Binder 2.0, a tech guide

Note: this post focuses more on technical changes in the Binder 2.0 reboot. For a post about user-facing features and future plans, see this eLife blog post LINK TO POST.

Current link to elife draft

We are undergoing a dramatic increase in the complexity of techniques for analyzing data, doing scientific research, and sharing our work with others. In early 2016, the Binder project was announced, attempting to connect these three components. A blogpost in eLife described a vision where scientists could specify dependencies along with a collection of Jupyter notebooks. Binder builds a Docker image from these dependencies, and provides a URL where any user in the world can instantly recreate this environment.

Want to see it in action? Click the button below.

With this post we are proud to announce the next version of Binder. It aims to be more modular, more flexible, more stable, faster, and more extensible than its predecessor. Powering this version of Binder is a collection of tools in the Jupyter ecosystem. Since being released, the Binder project has learned many things about implementing fast, flexible online deployments. In addition, its vision has expanded to include not only Jupyter notebooks, but many other computational workflows. You can access an open beta version of this deployment here:

mybinder.org

You can find a list of sample repositories to learn how to create “Binder”-ready repositories here:

github.com/binder-examples

You can also see what the Binder community has been up to in creating their own repositories by checking the GitHub Binder topic:

https://github.com/topics/binder

https://github.com/topics/binder-ready

Give it a shot, build some repositories, and importantly, tell us what could be improved on our GitHub repo. Below we’ll describe a bit about what’s new.

What’s new?[a][b]

First off we’ll describe how the experience will change for users. The short answer is: not much. The goal of Binder is still enabling you to intantly create interactive and shareable repositories. We’ve completely rebuilt the backend of Binder, but we’ve made minimal changes to the front-end user experience.

> [Dataset records]:
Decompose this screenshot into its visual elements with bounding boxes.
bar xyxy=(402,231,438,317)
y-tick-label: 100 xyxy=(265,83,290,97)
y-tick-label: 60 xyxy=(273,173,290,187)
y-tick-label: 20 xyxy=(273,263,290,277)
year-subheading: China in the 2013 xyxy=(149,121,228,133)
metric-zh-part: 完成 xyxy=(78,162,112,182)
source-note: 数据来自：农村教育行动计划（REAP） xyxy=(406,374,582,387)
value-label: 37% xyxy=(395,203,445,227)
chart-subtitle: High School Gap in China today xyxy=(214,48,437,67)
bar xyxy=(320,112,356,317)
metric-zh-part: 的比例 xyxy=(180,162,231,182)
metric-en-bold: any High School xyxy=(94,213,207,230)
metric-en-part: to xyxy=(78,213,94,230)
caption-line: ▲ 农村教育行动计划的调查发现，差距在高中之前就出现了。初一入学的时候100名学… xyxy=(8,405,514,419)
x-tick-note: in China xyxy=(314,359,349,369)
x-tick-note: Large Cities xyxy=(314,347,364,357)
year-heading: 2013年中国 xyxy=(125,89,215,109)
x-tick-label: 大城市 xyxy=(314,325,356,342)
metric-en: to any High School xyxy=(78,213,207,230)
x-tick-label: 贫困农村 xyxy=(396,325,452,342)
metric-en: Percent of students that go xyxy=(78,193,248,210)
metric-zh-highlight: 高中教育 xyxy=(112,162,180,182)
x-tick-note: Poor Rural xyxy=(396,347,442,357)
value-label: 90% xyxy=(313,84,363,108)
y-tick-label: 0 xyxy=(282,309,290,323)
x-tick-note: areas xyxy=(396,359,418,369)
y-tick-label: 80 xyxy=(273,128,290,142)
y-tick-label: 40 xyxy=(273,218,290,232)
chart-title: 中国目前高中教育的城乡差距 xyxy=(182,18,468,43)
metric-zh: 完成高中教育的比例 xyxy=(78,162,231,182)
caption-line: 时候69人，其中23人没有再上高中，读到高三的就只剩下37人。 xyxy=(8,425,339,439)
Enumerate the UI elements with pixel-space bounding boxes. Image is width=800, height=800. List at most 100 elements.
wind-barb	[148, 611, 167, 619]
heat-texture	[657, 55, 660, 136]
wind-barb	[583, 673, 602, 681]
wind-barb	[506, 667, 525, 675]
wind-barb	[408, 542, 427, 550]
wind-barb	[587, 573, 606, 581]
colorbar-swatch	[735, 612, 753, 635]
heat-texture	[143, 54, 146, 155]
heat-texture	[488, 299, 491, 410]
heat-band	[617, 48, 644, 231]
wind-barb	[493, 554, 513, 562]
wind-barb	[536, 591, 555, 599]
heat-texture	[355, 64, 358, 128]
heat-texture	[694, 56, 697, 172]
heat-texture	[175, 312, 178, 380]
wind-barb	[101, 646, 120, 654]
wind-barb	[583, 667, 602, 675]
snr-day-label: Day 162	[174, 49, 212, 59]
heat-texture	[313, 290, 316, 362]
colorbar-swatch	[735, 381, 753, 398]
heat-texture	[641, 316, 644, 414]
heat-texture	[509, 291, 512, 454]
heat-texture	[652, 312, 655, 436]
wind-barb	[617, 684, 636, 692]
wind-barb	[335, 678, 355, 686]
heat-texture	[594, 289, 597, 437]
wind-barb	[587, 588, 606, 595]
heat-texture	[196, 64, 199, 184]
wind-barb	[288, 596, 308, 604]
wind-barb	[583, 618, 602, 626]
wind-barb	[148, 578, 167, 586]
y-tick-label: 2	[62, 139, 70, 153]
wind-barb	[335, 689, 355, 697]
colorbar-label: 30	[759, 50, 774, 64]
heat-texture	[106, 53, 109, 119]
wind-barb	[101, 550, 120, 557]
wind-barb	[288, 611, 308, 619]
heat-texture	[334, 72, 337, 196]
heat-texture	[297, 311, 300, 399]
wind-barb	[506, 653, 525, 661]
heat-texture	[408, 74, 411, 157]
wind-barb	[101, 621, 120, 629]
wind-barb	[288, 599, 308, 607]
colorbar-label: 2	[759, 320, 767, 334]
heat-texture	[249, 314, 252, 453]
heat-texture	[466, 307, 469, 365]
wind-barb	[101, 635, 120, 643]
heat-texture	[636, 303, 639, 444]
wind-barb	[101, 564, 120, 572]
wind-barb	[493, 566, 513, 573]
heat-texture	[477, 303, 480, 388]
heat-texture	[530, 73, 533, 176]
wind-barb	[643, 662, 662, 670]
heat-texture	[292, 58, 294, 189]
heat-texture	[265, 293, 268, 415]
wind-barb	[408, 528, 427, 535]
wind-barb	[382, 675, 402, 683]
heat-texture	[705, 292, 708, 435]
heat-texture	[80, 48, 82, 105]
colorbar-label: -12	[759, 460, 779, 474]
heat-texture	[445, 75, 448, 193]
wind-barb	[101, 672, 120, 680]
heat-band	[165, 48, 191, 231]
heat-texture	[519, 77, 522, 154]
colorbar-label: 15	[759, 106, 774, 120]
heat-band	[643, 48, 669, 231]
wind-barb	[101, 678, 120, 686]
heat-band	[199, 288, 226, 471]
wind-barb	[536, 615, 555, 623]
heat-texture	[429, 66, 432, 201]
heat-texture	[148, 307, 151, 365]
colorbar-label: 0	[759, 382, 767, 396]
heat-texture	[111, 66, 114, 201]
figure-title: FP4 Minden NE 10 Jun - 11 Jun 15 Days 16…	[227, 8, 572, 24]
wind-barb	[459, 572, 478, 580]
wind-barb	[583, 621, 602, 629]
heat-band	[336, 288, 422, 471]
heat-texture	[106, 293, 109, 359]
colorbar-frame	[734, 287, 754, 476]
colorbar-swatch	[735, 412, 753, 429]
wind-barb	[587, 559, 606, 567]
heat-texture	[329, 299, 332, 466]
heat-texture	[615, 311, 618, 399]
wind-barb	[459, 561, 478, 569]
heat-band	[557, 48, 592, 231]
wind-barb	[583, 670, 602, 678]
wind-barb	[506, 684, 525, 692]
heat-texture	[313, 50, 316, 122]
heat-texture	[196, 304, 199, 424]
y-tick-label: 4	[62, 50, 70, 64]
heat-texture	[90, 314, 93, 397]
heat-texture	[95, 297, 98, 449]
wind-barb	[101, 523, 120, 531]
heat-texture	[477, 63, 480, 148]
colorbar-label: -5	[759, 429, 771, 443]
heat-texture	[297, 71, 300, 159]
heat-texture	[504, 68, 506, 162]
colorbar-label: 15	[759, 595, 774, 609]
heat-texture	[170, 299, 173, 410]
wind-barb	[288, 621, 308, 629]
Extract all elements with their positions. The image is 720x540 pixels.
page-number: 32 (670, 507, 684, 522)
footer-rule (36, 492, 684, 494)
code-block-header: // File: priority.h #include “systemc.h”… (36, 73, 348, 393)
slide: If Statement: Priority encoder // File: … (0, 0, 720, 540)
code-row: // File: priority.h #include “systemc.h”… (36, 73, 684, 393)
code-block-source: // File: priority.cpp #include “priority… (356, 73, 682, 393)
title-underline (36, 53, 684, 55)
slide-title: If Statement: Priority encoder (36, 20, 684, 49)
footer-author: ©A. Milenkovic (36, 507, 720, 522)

> [Given instruction A]:
Answer these questions using the Binder 2.0 guide, one answer per line with matching marks.
(i) In what year was the Binder project announced?
(ii) What does Binder build from the dependencies a scientist specifies?
(iii) At what address can the open beta version of the new deployment be accessed?
> [Given instruction B]:
Translate this sentence from the Binder 2.0 guide into Spanish: "We’ve completely rebuilt the backend of Binder, but we’ve made minimal changes to the front-end user experience."

> [Full output A]:
(i) 2016 (early 2016)
(ii) A Docker image
(iii) mybinder.org

> [Full output B]:
Hemos reconstruido por completo el backend de Binder, pero hemos hecho cambios mínimos en la experiencia de usuario del front-end.